───── Data for the task ─────

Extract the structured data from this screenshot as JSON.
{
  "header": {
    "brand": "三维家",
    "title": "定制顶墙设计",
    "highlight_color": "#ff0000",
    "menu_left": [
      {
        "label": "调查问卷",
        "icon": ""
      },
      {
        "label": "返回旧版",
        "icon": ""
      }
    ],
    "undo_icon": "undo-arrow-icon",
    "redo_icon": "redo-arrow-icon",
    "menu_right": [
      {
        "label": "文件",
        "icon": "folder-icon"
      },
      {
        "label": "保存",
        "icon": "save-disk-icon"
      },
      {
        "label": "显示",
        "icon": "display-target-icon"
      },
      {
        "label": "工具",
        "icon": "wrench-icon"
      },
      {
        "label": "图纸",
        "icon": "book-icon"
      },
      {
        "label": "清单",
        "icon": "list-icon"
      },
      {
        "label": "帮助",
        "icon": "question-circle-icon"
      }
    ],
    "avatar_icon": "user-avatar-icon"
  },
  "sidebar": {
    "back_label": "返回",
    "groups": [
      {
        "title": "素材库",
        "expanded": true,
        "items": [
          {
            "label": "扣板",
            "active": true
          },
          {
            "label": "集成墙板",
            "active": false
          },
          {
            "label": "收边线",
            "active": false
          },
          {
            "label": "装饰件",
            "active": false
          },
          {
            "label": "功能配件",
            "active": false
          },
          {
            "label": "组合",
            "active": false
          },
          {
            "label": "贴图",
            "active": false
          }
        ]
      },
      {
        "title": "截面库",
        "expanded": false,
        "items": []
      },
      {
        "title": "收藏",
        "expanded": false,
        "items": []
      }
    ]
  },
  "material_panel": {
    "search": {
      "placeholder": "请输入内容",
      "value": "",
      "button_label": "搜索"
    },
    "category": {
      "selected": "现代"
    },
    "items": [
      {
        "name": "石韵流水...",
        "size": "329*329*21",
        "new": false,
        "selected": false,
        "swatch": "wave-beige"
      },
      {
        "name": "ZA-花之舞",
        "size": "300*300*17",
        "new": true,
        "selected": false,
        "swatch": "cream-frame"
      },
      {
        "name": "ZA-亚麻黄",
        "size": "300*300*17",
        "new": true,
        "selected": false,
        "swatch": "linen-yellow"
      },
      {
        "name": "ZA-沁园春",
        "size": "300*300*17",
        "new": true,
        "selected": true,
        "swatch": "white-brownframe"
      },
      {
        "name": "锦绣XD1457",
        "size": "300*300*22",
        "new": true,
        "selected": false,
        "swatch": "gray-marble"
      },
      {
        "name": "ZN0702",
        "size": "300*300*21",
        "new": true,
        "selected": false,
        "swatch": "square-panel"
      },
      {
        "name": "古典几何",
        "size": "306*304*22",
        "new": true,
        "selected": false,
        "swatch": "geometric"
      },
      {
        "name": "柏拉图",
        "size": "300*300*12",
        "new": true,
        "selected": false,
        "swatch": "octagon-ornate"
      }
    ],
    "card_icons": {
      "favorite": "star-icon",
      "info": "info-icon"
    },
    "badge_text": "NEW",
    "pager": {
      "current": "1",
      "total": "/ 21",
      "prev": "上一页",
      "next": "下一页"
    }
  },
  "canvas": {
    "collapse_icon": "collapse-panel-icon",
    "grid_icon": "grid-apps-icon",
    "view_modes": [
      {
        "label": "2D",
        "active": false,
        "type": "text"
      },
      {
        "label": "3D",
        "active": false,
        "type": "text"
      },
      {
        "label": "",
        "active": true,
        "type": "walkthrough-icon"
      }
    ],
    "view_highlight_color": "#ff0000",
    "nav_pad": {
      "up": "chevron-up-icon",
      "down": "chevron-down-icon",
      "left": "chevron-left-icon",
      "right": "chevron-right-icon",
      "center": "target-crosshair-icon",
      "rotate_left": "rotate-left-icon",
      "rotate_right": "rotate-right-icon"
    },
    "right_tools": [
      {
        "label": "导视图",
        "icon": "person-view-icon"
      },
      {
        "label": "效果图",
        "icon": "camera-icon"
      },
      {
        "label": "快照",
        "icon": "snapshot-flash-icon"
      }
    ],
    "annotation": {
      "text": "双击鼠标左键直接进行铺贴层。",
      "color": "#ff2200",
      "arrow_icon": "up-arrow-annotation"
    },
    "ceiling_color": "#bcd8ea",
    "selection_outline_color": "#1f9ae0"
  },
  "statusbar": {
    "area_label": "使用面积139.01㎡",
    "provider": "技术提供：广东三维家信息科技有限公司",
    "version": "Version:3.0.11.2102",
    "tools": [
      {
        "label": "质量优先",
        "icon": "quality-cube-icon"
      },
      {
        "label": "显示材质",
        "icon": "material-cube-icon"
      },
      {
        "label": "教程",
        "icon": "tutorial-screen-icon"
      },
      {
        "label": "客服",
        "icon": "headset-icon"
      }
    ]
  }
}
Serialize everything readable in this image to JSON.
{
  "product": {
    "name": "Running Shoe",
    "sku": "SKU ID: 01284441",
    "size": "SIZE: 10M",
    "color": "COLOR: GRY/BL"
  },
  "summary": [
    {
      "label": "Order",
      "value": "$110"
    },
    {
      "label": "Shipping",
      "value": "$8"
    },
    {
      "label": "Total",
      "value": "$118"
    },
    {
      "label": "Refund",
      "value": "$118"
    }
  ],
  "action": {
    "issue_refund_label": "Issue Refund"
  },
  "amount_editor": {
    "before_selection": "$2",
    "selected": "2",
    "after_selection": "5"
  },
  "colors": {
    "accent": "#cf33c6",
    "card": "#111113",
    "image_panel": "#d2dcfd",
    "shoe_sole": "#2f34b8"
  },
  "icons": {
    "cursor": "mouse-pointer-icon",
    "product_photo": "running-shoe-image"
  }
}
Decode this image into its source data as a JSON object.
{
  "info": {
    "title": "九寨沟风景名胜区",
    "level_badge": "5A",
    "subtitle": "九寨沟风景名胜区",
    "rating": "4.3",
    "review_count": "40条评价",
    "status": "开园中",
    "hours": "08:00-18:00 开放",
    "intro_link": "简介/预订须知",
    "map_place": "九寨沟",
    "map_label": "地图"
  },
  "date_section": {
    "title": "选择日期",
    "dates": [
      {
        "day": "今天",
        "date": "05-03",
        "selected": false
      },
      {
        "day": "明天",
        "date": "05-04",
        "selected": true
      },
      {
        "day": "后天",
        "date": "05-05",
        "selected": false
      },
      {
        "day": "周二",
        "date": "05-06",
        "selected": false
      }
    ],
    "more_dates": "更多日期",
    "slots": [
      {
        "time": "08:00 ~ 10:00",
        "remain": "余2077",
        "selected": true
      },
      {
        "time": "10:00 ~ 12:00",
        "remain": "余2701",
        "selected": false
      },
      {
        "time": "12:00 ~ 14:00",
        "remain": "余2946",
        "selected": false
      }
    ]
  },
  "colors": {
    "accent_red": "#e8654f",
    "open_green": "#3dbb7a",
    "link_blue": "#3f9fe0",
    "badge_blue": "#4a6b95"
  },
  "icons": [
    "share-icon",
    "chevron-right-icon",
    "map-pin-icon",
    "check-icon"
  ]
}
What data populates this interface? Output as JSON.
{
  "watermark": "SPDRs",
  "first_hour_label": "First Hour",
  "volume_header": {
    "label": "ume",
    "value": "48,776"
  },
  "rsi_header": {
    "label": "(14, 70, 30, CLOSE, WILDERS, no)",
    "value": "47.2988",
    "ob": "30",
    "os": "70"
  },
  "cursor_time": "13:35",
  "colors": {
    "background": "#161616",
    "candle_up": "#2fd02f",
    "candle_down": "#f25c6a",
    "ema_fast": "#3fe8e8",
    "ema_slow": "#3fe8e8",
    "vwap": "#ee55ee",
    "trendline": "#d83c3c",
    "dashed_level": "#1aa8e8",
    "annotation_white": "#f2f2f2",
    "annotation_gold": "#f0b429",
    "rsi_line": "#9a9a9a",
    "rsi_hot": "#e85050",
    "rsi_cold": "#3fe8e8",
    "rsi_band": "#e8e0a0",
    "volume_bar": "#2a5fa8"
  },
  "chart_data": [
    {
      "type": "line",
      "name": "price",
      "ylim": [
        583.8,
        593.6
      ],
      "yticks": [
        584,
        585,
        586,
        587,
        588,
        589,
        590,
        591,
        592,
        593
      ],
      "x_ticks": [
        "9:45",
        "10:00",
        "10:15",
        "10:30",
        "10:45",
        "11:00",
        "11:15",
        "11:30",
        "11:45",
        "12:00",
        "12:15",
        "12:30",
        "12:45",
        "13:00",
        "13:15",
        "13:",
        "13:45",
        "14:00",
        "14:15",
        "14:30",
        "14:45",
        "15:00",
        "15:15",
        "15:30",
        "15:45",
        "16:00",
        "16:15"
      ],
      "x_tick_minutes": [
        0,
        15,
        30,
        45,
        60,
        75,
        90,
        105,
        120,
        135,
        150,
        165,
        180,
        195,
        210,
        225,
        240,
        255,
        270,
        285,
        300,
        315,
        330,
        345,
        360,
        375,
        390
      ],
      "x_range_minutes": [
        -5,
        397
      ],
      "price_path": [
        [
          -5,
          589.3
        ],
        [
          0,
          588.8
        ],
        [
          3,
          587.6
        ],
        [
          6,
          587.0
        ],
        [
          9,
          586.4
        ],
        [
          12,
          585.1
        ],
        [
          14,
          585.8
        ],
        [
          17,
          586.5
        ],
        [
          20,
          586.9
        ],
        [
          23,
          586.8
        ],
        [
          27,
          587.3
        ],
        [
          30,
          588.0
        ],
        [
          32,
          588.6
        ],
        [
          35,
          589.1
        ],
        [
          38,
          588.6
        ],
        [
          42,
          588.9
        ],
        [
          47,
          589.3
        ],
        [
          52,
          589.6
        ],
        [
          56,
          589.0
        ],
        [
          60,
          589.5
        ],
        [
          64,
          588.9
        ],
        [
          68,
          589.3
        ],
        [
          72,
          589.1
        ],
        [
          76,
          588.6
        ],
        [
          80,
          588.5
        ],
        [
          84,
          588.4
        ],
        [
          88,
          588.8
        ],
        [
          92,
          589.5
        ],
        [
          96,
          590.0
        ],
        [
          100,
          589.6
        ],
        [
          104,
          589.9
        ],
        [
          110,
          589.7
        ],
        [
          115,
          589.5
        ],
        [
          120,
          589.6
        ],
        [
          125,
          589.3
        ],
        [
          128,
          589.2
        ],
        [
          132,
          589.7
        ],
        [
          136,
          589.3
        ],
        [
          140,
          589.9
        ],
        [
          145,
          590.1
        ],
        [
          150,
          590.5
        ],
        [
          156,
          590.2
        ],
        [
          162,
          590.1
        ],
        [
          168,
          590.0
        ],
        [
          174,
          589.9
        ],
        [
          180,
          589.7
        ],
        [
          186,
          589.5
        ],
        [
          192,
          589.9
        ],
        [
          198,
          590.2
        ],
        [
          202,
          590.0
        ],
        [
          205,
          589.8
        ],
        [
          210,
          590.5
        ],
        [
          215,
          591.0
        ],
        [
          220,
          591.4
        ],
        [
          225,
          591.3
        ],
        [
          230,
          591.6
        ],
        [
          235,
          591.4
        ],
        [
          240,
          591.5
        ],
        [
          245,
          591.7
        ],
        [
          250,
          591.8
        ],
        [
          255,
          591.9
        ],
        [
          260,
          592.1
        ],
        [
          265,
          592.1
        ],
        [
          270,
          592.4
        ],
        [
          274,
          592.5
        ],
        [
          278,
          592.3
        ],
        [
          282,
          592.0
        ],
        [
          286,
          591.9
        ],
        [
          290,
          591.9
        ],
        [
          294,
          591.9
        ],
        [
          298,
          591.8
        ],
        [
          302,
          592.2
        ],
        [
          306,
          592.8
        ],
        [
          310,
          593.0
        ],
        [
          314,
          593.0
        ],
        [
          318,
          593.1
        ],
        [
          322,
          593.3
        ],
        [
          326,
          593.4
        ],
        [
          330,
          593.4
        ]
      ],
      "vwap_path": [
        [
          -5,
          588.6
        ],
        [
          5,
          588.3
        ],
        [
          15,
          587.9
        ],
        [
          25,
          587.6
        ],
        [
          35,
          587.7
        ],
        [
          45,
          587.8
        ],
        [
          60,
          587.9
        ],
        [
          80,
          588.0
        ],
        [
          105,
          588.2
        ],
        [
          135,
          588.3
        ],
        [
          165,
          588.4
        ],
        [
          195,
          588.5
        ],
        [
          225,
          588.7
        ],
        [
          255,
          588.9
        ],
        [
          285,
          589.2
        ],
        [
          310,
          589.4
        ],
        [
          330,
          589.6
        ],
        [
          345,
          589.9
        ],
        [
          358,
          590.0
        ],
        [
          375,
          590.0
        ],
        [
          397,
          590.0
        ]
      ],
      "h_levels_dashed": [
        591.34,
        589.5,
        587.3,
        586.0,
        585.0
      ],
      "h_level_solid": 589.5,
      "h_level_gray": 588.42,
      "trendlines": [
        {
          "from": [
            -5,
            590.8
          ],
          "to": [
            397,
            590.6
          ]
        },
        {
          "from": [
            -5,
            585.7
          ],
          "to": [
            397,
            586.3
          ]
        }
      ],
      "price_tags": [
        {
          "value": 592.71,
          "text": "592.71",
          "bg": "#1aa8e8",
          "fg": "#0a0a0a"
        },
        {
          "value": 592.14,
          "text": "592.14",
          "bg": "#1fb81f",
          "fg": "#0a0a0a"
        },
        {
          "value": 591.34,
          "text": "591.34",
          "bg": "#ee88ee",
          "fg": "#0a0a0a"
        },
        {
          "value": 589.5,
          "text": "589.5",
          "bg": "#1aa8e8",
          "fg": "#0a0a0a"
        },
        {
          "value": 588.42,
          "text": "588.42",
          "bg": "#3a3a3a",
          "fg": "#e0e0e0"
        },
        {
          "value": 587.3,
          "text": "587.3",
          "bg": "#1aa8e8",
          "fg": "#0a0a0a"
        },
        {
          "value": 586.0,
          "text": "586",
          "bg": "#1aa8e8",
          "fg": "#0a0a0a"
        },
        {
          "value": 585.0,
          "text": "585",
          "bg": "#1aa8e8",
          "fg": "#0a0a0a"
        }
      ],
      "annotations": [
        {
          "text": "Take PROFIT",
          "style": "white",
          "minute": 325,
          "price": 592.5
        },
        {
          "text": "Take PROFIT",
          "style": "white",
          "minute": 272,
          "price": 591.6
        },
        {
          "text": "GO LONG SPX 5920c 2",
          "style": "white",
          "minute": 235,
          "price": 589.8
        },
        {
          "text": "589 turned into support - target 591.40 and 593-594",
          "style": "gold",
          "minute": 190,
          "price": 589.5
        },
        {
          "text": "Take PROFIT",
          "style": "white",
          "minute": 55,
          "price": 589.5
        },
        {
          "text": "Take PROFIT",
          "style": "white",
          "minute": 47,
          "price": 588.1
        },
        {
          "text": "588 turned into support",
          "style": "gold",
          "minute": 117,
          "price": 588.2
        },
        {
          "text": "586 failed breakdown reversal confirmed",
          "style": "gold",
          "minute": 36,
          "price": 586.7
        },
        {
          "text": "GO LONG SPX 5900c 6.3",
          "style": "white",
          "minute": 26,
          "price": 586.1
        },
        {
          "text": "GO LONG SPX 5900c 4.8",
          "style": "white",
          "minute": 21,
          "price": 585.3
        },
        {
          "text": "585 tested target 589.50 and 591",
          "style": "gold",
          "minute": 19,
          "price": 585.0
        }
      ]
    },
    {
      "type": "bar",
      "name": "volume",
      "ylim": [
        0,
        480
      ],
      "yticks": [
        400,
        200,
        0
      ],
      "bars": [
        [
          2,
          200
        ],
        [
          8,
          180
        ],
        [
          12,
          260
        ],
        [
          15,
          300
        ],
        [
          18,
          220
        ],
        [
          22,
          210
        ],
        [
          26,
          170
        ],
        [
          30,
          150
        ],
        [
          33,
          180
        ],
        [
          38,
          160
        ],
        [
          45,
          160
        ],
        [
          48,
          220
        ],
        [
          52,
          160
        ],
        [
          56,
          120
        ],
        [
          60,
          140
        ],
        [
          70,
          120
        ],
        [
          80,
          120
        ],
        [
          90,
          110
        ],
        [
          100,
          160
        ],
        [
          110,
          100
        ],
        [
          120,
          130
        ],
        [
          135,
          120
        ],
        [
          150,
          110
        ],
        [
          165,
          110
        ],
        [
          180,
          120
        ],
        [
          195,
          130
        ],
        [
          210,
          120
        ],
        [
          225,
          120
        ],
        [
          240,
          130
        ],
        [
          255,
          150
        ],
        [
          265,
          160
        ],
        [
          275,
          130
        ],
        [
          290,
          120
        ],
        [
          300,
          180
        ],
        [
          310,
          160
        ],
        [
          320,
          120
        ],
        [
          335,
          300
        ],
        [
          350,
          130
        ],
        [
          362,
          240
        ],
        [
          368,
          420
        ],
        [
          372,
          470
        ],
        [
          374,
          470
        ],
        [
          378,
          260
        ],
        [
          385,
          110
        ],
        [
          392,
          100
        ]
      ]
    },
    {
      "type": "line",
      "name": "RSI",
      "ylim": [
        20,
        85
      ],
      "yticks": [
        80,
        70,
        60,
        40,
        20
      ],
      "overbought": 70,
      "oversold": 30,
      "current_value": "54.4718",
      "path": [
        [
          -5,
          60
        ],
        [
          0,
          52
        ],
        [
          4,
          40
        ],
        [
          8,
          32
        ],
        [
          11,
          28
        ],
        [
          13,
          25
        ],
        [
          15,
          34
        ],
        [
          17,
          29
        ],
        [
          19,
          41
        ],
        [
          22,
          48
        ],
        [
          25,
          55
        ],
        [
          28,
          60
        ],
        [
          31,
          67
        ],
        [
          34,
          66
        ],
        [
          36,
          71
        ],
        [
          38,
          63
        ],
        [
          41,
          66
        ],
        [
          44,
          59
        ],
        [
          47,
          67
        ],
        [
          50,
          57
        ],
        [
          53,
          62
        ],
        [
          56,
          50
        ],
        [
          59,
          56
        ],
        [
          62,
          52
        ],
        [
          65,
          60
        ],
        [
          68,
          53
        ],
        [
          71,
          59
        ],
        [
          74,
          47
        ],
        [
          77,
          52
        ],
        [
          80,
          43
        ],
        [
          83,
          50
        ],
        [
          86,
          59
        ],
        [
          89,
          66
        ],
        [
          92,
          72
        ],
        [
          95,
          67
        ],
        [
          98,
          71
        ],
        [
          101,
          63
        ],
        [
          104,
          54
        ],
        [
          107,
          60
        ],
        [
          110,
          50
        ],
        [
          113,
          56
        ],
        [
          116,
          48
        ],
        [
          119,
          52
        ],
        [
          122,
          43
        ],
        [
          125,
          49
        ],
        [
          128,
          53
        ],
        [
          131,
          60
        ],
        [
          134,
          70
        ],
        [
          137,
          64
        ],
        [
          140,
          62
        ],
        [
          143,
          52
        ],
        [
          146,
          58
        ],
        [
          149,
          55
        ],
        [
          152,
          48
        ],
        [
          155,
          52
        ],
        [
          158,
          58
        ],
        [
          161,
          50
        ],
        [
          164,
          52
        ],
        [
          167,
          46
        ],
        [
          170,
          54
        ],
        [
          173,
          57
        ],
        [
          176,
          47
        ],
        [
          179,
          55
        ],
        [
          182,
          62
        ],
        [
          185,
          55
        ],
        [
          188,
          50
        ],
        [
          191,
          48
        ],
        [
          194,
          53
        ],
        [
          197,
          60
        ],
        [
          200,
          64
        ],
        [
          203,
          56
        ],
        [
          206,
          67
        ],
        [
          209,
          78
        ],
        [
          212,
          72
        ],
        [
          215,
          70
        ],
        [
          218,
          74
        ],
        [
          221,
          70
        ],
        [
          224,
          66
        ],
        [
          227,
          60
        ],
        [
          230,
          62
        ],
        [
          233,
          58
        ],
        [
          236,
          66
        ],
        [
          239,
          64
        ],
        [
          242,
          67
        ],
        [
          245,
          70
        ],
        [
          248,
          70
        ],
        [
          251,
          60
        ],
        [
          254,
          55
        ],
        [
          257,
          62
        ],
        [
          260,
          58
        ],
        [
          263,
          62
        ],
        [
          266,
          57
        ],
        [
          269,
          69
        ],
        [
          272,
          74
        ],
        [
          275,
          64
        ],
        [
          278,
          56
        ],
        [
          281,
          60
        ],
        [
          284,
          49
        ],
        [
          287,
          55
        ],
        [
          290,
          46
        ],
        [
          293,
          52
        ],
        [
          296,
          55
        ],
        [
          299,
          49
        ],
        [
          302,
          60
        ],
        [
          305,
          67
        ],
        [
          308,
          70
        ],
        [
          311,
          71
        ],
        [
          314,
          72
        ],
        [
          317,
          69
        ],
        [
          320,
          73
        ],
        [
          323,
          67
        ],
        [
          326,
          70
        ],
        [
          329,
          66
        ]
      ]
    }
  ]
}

─────

- **What is needed**
Gather each line in these records that contains the string "arrow".

- **Full solution**
    "undo_icon": "undo-arrow-icon",
    "redo_icon": "redo-arrow-icon",
      "arrow_icon": "up-arrow-annotation"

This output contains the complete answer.